(GOAL): Write out the material below again, unchanged.

(LISTED RECORDS):
===============
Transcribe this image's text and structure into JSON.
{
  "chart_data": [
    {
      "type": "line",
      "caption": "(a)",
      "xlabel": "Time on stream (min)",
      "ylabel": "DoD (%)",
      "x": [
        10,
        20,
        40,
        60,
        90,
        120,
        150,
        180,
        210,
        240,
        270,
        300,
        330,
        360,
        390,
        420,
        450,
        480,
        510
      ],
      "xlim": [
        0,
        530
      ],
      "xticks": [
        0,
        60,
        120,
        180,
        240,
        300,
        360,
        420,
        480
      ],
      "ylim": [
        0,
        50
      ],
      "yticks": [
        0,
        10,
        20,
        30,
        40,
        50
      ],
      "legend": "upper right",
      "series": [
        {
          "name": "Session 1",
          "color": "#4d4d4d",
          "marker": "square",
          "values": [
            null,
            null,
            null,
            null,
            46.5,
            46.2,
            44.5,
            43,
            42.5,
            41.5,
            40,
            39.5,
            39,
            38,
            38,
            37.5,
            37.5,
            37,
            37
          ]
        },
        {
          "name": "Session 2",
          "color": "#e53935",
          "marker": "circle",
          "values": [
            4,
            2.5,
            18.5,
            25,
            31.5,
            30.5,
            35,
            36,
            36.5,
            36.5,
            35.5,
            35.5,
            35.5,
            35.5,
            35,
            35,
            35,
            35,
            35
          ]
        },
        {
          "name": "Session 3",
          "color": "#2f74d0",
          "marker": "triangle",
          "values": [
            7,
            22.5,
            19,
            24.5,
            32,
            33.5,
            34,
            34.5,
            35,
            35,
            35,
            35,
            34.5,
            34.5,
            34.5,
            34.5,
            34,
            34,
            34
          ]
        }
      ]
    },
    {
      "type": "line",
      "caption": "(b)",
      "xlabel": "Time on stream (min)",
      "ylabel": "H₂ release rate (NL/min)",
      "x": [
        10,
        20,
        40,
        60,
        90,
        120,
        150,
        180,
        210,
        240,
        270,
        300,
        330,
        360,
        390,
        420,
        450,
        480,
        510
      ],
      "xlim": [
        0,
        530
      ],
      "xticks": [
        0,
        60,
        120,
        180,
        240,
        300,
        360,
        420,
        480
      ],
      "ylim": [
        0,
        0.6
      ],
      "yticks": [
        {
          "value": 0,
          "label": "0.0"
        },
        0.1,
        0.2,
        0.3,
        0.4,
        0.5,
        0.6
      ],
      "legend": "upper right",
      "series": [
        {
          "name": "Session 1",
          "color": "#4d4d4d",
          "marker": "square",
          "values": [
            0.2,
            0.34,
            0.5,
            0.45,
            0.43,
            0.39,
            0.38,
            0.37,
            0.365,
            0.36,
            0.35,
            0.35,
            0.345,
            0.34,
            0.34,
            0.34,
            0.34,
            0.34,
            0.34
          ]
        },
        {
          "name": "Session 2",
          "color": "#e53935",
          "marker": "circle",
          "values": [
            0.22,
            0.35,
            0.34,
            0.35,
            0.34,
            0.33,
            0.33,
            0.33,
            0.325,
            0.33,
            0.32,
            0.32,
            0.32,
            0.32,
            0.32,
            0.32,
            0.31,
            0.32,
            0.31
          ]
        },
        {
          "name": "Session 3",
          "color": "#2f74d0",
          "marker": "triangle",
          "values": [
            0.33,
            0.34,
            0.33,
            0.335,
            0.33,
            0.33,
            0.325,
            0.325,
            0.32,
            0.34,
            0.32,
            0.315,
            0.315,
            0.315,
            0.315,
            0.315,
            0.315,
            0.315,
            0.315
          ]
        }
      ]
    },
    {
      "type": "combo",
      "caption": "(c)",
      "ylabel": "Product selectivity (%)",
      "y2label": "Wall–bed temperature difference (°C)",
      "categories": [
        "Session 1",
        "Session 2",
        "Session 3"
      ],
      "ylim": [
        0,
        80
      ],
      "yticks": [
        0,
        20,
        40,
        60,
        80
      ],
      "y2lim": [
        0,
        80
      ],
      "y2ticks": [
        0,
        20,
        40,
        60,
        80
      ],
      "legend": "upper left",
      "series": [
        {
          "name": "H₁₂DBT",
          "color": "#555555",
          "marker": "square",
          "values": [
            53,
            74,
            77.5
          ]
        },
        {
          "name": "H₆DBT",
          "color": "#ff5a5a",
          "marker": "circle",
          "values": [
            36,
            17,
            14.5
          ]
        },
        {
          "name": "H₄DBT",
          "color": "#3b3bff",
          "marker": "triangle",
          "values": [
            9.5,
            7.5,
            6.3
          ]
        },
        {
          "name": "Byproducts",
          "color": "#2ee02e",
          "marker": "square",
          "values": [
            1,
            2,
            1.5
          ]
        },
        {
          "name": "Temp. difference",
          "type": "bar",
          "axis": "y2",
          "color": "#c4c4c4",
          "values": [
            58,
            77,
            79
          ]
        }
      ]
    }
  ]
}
===============
(RESPONSE TO THIS EXERCISE):
Transcribe this image's text and structure into JSON.
{
  "chart_data": [
    {
      "type": "line",
      "caption": "(a)",
      "xlabel": "Time on stream (min)",
      "ylabel": "DoD (%)",
      "x": [
        10,
        20,
        40,
        60,
        90,
        120,
        150,
        180,
        210,
        240,
        270,
        300,
        330,
        360,
        390,
        420,
        450,
        480,
        510
      ],
      "xlim": [
        0,
        530
      ],
      "xticks": [
        0,
        60,
        120,
        180,
        240,
        300,
        360,
        420,
        480
      ],
      "ylim": [
        0,
        50
      ],
      "yticks": [
        0,
        10,
        20,
        30,
        40,
        50
      ],
      "legend": "upper right",
      "series": [
        {
          "name": "Session 1",
          "color": "#4d4d4d",
          "marker": "square",
          "values": [
            null,
            null,
            null,
            null,
            46.5,
            46.2,
            44.5,
            43,
            42.5,
            41.5,
            40,
            39.5,
            39,
            38,
            38,
            37.5,
            37.5,
            37,
            37
          ]
        },
        {
          "name": "Session 2",
          "color": "#e53935",
          "marker": "circle",
          "values": [
            4,
            2.5,
            18.5,
            25,
            31.5,
            30.5,
            35,
            36,
            36.5,
            36.5,
            35.5,
            35.5,
            35.5,
            35.5,
            35,
            35,
            35,
            35,
            35
          ]
        },
        {
          "name": "Session 3",
          "color": "#2f74d0",
          "marker": "triangle",
          "values": [
            7,
            22.5,
            19,
            24.5,
            32,
            33.5,
            34,
            34.5,
            35,
            35,
            35,
            35,
            34.5,
            34.5,
            34.5,
            34.5,
            34,
            34,
            34
          ]
        }
      ]
    },
    {
      "type": "line",
      "caption": "(b)",
      "xlabel": "Time on stream (min)",
      "ylabel": "H₂ release rate (NL/min)",
      "x": [
        10,
        20,
        40,
        60,
        90,
        120,
        150,
        180,
        210,
        240,
        270,
        300,
        330,
        360,
        390,
        420,
        450,
        480,
        510
      ],
      "xlim": [
        0,
        530
      ],
      "xticks": [
        0,
        60,
        120,
        180,
        240,
        300,
        360,
        420,
        480
      ],
      "ylim": [
        0,
        0.6
      ],
      "yticks": [
        {
          "value": 0,
          "label": "0.0"
        },
        0.1,
        0.2,
        0.3,
        0.4,
        0.5,
        0.6
      ],
      "legend": "upper right",
      "series": [
        {
          "name": "Session 1",
          "color": "#4d4d4d",
          "marker": "square",
          "values": [
            0.2,
            0.34,
            0.5,
            0.45,
            0.43,
            0.39,
            0.38,
            0.37,
            0.365,
            0.36,
            0.35,
            0.35,
            0.345,
            0.34,
            0.34,
            0.34,
            0.34,
            0.34,
            0.34
          ]
        },
        {
          "name": "Session 2",
          "color": "#e53935",
          "marker": "circle",
          "values": [
            0.22,
            0.35,
            0.34,
            0.35,
            0.34,
            0.33,
            0.33,
            0.33,
            0.325,
            0.33,
            0.32,
            0.32,
            0.32,
            0.32,
            0.32,
            0.32,
            0.31,
            0.32,
            0.31
          ]
        },
        {
          "name": "Session 3",
          "color": "#2f74d0",
          "marker": "triangle",
          "values": [
            0.33,
            0.34,
            0.33,
            0.335,
            0.33,
            0.33,
            0.325,
            0.325,
            0.32,
            0.34,
            0.32,
            0.315,
            0.315,
            0.315,
            0.315,
            0.315,
            0.315,
            0.315,
            0.315
          ]
        }
      ]
    },
    {
      "type": "combo",
      "caption": "(c)",
      "ylabel": "Product selectivity (%)",
      "y2label": "Wall–bed temperature difference (°C)",
      "categories": [
        "Session 1",
        "Session 2",
        "Session 3"
      ],
      "ylim": [
        0,
        80
      ],
      "yticks": [
        0,
        20,
        40,
        60,
        80
      ],
      "y2lim": [
        0,
        80
      ],
      "y2ticks": [
        0,
        20,
        40,
        60,
        80
      ],
      "legend": "upper left",
      "series": [
        {
          "name": "H₁₂DBT",
          "color": "#555555",
          "marker": "square",
          "values": [
            53,
            74,
            77.5
          ]
        },
        {
          "name": "H₆DBT",
          "color": "#ff5a5a",
          "marker": "circle",
          "values": [
            36,
            17,
            14.5
          ]
        },
        {
          "name": "H₄DBT",
          "color": "#3b3bff",
          "marker": "triangle",
          "values": [
            9.5,
            7.5,
            6.3
          ]
        },
        {
          "name": "Byproducts",
          "color": "#2ee02e",
          "marker": "square",
          "values": [
            1,
            2,
            1.5
          ]
        },
        {
          "name": "Temp. difference",
          "type": "bar",
          "axis": "y2",
          "color": "#c4c4c4",
          "values": [
            58,
            77,
            79
          ]
        }
      ]
    }
  ]
}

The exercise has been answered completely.